- _Directive_:
Report how many lines of the listing below include the word "Throughput". Give nothing but the number.

- _Dataset extract_:
□ □ □
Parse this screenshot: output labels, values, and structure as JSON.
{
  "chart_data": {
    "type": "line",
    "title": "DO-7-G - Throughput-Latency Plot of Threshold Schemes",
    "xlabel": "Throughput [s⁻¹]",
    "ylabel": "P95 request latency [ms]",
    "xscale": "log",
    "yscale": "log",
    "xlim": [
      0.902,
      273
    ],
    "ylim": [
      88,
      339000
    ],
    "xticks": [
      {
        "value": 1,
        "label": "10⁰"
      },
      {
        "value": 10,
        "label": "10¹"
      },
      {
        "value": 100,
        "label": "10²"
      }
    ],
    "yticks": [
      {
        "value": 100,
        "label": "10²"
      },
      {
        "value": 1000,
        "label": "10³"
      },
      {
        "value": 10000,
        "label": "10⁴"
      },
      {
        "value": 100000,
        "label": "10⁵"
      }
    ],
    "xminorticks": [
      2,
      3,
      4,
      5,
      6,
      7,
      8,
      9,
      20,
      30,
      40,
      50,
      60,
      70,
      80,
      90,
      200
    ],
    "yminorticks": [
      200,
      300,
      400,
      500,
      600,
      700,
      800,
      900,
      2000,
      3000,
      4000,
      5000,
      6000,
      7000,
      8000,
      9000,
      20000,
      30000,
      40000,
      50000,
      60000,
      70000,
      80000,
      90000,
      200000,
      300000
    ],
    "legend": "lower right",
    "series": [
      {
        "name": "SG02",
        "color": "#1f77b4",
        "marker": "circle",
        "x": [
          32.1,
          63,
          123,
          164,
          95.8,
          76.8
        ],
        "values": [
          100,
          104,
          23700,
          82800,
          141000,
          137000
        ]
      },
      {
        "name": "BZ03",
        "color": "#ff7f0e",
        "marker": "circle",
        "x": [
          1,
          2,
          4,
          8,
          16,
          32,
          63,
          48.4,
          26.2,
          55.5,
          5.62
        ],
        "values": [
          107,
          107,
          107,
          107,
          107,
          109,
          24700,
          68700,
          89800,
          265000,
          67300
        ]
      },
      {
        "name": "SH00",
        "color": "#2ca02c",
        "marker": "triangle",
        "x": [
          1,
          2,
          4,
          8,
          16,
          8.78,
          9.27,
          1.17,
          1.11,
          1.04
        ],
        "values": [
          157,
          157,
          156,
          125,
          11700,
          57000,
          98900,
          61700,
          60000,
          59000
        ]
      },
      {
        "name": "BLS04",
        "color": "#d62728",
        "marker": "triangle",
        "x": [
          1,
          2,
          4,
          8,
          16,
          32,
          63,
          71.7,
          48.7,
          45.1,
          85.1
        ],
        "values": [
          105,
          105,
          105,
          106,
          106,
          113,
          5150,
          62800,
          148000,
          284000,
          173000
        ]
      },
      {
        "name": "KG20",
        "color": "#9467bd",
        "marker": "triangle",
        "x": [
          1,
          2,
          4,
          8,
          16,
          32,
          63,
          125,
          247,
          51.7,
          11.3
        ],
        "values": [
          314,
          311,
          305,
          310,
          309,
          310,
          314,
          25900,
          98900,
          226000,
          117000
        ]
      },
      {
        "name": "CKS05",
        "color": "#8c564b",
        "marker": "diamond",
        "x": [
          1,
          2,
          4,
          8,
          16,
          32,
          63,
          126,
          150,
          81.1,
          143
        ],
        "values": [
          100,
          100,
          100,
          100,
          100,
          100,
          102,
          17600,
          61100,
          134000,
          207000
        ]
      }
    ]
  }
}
□ □ □
- _Answer_:
2